注：本内容参考的是江南一点雨的这个公众号的文章及视频，需要数据源可以直接在他的微信公众号后台回复 bookdata.json 下载脚本，数据准备参考上一篇文章，文末有他视频和文章的链接。

复合查询

constant_score query

当我们不关心检索词项的频率（TF）对搜索结果排序的影响时，可以使用 constant_score 将查询语句或者过滤语句包裹起来。

GET books/_search
{
  "query": {
    "constant_score": {
      "filter": {
        "term": {
          "name": "java"
        }
      },
      "boost": 1.5
    }
  }
}

注：设置了boost后，查询结果中的_score都会变为和他一样的值。

bool query

bool query 可以将任意多个简单查询组装在一起，有四个关键字可供选择，四个关键字所描述的条件可以有一个或者多个。

must：文档必须匹配 must 选项下的查询条件。
should：文档可以匹配 should 下的查询条件，也可以不匹配。
must_not：文档必须不满足 must_not 选项下的查询条件。
filter：类似于 must，但是 filter 不评分，只是过滤数据。

例如查询 name 属性中必须包含 java，同时书价不在 [0,35] 区间内，info 属性可以包含程序设计也可以不包含程序设计：

GET books/_search
{
  "query": {
    "bool": {
      "must": [
        {
          "term": {
            "name": {
              "value": "java"
            }
          }
        }
      ],
      "must_not": [
        {
          "range": {
            "price": {
              "gte": 0,
              "lte": 35
            }
          }
        }
      ],
      "should": [
        {
          "match": {
            "info": "程序设计"
          }
        }
      ]
    }
  }
}

这里还涉及到一个关键字，minmum_should_match 参数。minmum_should_match 参数在 es 官网上称作最小匹配度。在之前学习的 multi_match 或者这里的 should 查询中，都可以设置 minmum_should_match 参数。

所给列表
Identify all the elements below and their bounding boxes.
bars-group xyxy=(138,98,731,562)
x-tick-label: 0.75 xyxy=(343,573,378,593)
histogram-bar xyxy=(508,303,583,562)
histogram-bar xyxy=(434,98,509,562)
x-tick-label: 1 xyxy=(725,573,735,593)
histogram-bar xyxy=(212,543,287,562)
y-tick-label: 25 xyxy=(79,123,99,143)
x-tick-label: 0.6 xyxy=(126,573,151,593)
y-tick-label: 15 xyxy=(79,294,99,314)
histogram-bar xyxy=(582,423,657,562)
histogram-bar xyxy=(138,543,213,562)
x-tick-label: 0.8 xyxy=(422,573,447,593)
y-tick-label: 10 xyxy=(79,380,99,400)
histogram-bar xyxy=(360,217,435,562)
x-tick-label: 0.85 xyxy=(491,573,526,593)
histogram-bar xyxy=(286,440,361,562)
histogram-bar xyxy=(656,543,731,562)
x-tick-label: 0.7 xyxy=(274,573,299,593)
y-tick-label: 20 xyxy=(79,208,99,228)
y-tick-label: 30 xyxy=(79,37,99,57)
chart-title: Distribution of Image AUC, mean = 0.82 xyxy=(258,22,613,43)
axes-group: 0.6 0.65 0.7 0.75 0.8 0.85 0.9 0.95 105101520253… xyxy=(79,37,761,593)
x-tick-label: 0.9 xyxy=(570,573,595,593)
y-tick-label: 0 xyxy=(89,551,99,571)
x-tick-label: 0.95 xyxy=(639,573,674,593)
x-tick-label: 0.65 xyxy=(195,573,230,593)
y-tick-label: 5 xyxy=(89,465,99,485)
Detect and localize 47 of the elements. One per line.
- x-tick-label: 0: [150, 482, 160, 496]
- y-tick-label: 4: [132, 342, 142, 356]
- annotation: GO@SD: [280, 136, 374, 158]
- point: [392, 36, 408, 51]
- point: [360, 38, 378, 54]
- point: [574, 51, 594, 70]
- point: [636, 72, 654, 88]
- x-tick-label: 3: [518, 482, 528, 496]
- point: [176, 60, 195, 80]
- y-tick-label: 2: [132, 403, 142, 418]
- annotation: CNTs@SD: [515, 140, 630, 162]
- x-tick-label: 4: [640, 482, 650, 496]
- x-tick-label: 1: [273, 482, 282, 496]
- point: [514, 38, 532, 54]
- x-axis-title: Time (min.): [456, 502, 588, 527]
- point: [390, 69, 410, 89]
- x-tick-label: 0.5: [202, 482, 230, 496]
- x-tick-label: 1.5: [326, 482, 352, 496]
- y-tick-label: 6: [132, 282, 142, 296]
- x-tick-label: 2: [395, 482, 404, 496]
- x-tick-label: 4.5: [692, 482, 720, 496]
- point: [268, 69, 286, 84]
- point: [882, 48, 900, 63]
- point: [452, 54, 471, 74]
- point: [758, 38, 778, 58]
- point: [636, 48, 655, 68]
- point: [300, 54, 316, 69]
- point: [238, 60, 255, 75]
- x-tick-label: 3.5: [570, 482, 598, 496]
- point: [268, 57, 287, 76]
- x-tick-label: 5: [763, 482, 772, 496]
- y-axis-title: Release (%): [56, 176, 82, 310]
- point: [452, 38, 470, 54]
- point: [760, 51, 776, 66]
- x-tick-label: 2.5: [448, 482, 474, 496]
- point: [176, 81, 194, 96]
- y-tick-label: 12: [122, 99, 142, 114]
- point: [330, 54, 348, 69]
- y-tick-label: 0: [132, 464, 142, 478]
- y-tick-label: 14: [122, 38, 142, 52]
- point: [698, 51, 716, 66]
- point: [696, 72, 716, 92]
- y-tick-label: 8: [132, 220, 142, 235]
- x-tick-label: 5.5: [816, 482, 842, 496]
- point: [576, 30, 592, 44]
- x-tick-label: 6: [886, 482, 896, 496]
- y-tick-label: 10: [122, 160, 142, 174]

简短任务 1
根据原始文档，bool query 中的 filter 与 must 相比有什么不同？
简短任务 2
请将原始文档中从"注：设置了boost后，查询结果中的_score都会变为和他一样的值。"开始，一直到"must_not：文档必须不满足 must_not 选项下的查询条件。"为止（包括这一处）的文字逐字照录下来。

参考答案 1
filter 类似于 must，但不评分，只是过滤数据。

参考答案 2
注：设置了boost后，查询结果中的_score都会变为和他一样的值。

bool query

bool query 可以将任意多个简单查询组装在一起，有四个关键字可供选择，四个关键字所描述的条件可以有一个或者多个。

must：文档必须匹配 must 选项下的查询条件。
should：文档可以匹配 should 下的查询条件，也可以不匹配。
must_not：文档必须不满足 must_not 选项下的查询条件。